--- Aim A ---
Write out the package metadata word for word, from "Requires-Dist: mysql-connector-python (>=8.3.0)" up to and including "Requires-Dist: pyyaml (>=5.0.1)".

Metadata-Version: 2.1
Name: mysql-ch-replicator
Version: 0.0.49
Summary: Tool for replication of MySQL databases to ClickHouse
License: MIT
Author: Filipp Ozinov
Author-email: filipp@bakanov.su
Requires-Python: >=3.9,<4.0
Classifier: License :: OSI Approved :: MIT License
Classifier: Programming Language :: Python :: 3
Classifier: Programming Language :: Python :: 3.9
Classifier: Programming Language :: Python :: 3.10
Classifier: Programming Language :: Python :: 3.11
Classifier: Programming Language :: Python :: 3.12
Classifier: Programming Language :: Python :: 3.13
Requires-Dist: clickhouse-connect (>=0.7.8)
Requires-Dist: fastapi (>=0.115.6,<0.116.0)
Requires-Dist: mysql-connector-python (>=8.3.0)
Requires-Dist: packaging (>=21.3)
Requires-Dist: pymysql (>=1.0.0)
Requires-Dist: pyparsing (>=3.0.8)
Requires-Dist: pyyaml (>=5.0.1)
Requires-Dist: requests (>=2.32.3,<3.0.0)
Requires-Dist: sqlparse (>=0.5.1)
Requires-Dist: uvicorn (>=0.34.0,<0.35.0)
Description-Content-Type: text/markdown

# mysql_ch_replicator
![tests](https://github.com/bakwc/mysql_ch_replicator/actions/workflows/tests.yaml/badge.svg)
[![Release][release-image]][releases]
[![License][license-image]][license]

[release-image]: https://img.shields.io/github/v/release/bakwc/mysql_ch_replicator?style=flat
[releases]: https://github.com/bakwc/mysql_ch_replicator/releases

[license-image]: https://img.shields.io/badge/license-MIT-blue.svg?style=flat
[license]: LICENSE

![img](https://raw.githubusercontent.com/bakwc/mysql_ch_replicator/master/mysql_ch.jpg)

`mysql_ch_replicator` is a powerful and efficient tool designed for real-time replication of MySQL databases to ClickHouse.

Item position entries
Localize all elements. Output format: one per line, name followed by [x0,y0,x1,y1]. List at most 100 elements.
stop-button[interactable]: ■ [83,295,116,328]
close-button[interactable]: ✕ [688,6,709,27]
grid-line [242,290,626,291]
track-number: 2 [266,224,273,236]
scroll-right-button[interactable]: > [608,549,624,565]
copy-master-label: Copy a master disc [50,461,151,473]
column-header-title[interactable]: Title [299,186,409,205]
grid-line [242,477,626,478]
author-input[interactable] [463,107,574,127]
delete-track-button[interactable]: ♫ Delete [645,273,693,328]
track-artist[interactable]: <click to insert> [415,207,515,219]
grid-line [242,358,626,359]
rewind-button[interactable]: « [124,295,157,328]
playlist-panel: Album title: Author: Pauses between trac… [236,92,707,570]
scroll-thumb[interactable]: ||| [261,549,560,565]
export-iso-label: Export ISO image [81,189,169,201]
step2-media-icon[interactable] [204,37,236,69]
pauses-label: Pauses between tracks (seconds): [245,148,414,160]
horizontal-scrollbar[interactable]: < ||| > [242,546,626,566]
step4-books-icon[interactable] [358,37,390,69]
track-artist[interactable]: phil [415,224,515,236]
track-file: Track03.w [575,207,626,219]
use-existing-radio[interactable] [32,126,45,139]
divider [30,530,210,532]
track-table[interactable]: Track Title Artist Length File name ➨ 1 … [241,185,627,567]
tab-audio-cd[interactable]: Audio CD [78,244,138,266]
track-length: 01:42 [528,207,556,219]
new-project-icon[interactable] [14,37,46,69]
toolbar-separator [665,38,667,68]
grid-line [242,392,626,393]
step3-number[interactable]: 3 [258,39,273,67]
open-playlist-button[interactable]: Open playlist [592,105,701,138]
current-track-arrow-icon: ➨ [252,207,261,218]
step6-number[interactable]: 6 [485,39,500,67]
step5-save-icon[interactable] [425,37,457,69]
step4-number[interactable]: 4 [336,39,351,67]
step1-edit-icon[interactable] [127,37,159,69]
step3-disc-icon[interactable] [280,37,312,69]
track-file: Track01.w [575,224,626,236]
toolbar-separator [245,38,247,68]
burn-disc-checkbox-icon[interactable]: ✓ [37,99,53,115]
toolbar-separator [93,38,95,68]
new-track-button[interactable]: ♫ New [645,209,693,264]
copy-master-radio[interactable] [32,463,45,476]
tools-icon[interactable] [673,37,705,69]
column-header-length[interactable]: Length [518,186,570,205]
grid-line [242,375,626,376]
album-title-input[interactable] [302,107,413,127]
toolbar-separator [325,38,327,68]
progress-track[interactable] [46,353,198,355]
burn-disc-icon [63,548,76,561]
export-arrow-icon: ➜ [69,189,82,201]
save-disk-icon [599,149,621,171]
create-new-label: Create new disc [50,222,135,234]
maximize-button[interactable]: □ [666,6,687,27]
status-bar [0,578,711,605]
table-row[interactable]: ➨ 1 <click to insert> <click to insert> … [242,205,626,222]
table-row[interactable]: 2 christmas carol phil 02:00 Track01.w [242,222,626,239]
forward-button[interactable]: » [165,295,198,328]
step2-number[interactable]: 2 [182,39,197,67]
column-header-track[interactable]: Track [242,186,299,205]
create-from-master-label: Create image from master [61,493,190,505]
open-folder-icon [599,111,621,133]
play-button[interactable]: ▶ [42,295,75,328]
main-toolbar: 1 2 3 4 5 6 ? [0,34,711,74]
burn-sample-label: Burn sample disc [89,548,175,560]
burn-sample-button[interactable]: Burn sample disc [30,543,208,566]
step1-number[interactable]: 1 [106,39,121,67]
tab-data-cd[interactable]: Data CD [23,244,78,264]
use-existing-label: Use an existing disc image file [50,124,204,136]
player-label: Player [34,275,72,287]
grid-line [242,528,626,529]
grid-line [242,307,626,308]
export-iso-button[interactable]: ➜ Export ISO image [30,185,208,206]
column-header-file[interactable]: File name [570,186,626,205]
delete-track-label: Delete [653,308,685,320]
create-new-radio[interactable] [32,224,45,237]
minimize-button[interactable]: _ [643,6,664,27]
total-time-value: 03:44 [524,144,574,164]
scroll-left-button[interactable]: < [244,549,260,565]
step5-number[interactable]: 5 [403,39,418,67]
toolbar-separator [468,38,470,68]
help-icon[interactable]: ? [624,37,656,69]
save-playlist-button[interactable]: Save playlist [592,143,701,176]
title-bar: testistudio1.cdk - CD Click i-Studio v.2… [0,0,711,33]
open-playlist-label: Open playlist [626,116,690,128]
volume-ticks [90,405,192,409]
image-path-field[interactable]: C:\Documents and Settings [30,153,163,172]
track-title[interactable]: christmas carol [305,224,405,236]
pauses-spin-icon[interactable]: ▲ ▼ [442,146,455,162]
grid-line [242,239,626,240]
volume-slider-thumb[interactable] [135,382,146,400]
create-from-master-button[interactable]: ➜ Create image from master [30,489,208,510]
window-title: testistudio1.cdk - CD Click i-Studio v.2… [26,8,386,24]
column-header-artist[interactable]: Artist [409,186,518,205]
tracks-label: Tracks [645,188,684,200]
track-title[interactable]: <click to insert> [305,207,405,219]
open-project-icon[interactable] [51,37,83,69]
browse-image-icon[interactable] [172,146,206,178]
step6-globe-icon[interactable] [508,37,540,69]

--- Aim B ---
Give the item position entries again without any change, from their very start up to and including the line with "current-track-arrow-icon: ➨ [252,207,261,218]".

--- Answer A ---
Requires-Dist: mysql-connector-python (>=8.3.0)
Requires-Dist: packaging (>=21.3)
Requires-Dist: pymysql (>=1.0.0)
Requires-Dist: pyparsing (>=3.0.8)
Requires-Dist: pyyaml (>=5.0.1)

--- Answer B ---
Localize all elements. Output format: one per line, name followed by [x0,y0,x1,y1]. List at most 100 elements.
stop-button[interactable]: ■ [83,295,116,328]
close-button[interactable]: ✕ [688,6,709,27]
grid-line [242,290,626,291]
track-number: 2 [266,224,273,236]
scroll-right-button[interactable]: > [608,549,624,565]
copy-master-label: Copy a master disc [50,461,151,473]
column-header-title[interactable]: Title [299,186,409,205]
grid-line [242,477,626,478]
author-input[interactable] [463,107,574,127]
delete-track-button[interactable]: ♫ Delete [645,273,693,328]
track-artist[interactable]: <click to insert> [415,207,515,219]
grid-line [242,358,626,359]
rewind-button[interactable]: « [124,295,157,328]
playlist-panel: Album title: Author: Pauses between trac… [236,92,707,570]
scroll-thumb[interactable]: ||| [261,549,560,565]
export-iso-label: Export ISO image [81,189,169,201]
step2-media-icon[interactable] [204,37,236,69]
pauses-label: Pauses between tracks (seconds): [245,148,414,160]
horizontal-scrollbar[interactable]: < ||| > [242,546,626,566]
step4-books-icon[interactable] [358,37,390,69]
track-artist[interactable]: phil [415,224,515,236]
track-file: Track03.w [575,207,626,219]
use-existing-radio[interactable] [32,126,45,139]
divider [30,530,210,532]
track-table[interactable]: Track Title Artist Length File name ➨ 1 … [241,185,627,567]
tab-audio-cd[interactable]: Audio CD [78,244,138,266]
track-length: 01:42 [528,207,556,219]
new-project-icon[interactable] [14,37,46,69]
toolbar-separator [665,38,667,68]
grid-line [242,392,626,393]
step3-number[interactable]: 3 [258,39,273,67]
open-playlist-button[interactable]: Open playlist [592,105,701,138]
current-track-arrow-icon: ➨ [252,207,261,218]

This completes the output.